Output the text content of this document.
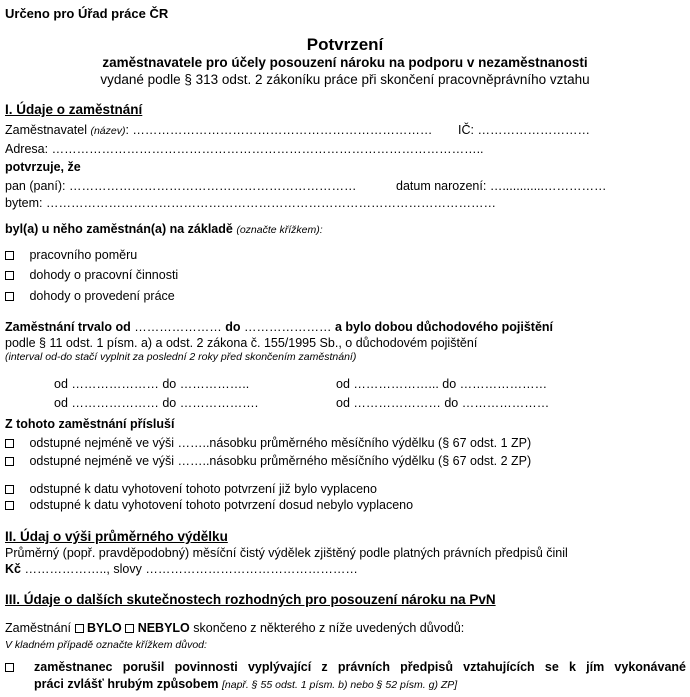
Určeno pro Úřad práce ČR
Potvrzení
zaměstnavatele pro účely posouzení nároku na podporu v nezaměstnanosti
vydané podle § 313 odst. 2 zákoníku práce při skončení pracovněprávního vztahu
I. Údaje o zaměstnání
Zaměstnavatel (název): ……………………………………………………………… IČ: ………………………
Adresa: …………………………………………………………………………………………..
potvrzuje, že
pan (paní): ……………………………………………………………	datum narození: …............……………
bytem: ………………………………………………………………………………………………
byl(a) u něho zaměstnán(a) na základě (označte křížkem):
pracovního poměru
dohody o pracovní činnosti
dohody o provedení práce
Zaměstnání trvalo od ………………… do ………………… a bylo dobou důchodového pojištění
podle § 11 odst. 1 písm. a) a odst. 2 zákona č. 155/1995 Sb., o důchodovém pojištění
(interval od-do stačí vyplnit za poslední 2 roky před skončením zaměstnání)
od ………………… do ……………..	od ………………... do …………………
od ………………… do ……………….	od ………………… do …………………
Z tohoto zaměstnání přísluší
odstupné nejméně ve výši ……..násobku průměrného měsíčního výdělku (§ 67 odst. 1 ZP)
odstupné nejméně ve výši ……..násobku průměrného měsíčního výdělku (§ 67 odst. 2 ZP)
odstupné k datu vyhotovení tohoto potvrzení již bylo vyplaceno
odstupné k datu vyhotovení tohoto potvrzení dosud nebylo vyplaceno
II. Údaj o výši průměrného výdělku
Průměrný (popř. pravděpodobný) měsíční čistý výdělek zjištěný podle platných právních předpisů činil
Kč ……………….., slovy ……………………………………………
III. Údaje o dalších skutečnostech rozhodných pro posouzení nároku na PvN
Zaměstnání BYLO NEBYLO skončeno z některého z níže uvedených důvodů:
V kladném případě označte křížkem důvod:
zaměstnanec porušil povinnosti vyplývající z právních předpisů vztahujících se k jím vykonávané
práci zvlášť hrubým způsobem [např. § 55 odst. 1 písm. b) nebo § 52 písm. g) ZP]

▶ WHAT IS ASKED: Transcribe the full listing above exactly, with the images removed.

▶ RESULT BELOW:
Output the text content of this document.
Určeno pro Úřad práce ČR
Potvrzení
zaměstnavatele pro účely posouzení nároku na podporu v nezaměstnanosti
vydané podle § 313 odst. 2 zákoníku práce při skončení pracovněprávního vztahu
I. Údaje o zaměstnání
Zaměstnavatel (název): ……………………………………………………………… IČ: ………………………
Adresa: …………………………………………………………………………………………..
potvrzuje, že
pan (paní): ……………………………………………………………	datum narození: …............……………
bytem: ………………………………………………………………………………………………
byl(a) u něho zaměstnán(a) na základě (označte křížkem):
pracovního poměru
dohody o pracovní činnosti
dohody o provedení práce
Zaměstnání trvalo od ………………… do ………………… a bylo dobou důchodového pojištění
podle § 11 odst. 1 písm. a) a odst. 2 zákona č. 155/1995 Sb., o důchodovém pojištění
(interval od-do stačí vyplnit za poslední 2 roky před skončením zaměstnání)
od ………………… do ……………..	od ………………... do …………………
od ………………… do ……………….	od ………………… do …………………
Z tohoto zaměstnání přísluší
odstupné nejméně ve výši ……..násobku průměrného měsíčního výdělku (§ 67 odst. 1 ZP)
odstupné nejméně ve výši ……..násobku průměrného měsíčního výdělku (§ 67 odst. 2 ZP)
odstupné k datu vyhotovení tohoto potvrzení již bylo vyplaceno
odstupné k datu vyhotovení tohoto potvrzení dosud nebylo vyplaceno
II. Údaj o výši průměrného výdělku
Průměrný (popř. pravděpodobný) měsíční čistý výdělek zjištěný podle platných právních předpisů činil
Kč ……………….., slovy ……………………………………………
III. Údaje o dalších skutečnostech rozhodných pro posouzení nároku na PvN
Zaměstnání BYLO NEBYLO skončeno z některého z níže uvedených důvodů:
V kladném případě označte křížkem důvod:
zaměstnanec porušil povinnosti vyplývající z právních předpisů vztahujících se k jím vykonávané
práci zvlášť hrubým způsobem [např. § 55 odst. 1 písm. b) nebo § 52 písm. g) ZP]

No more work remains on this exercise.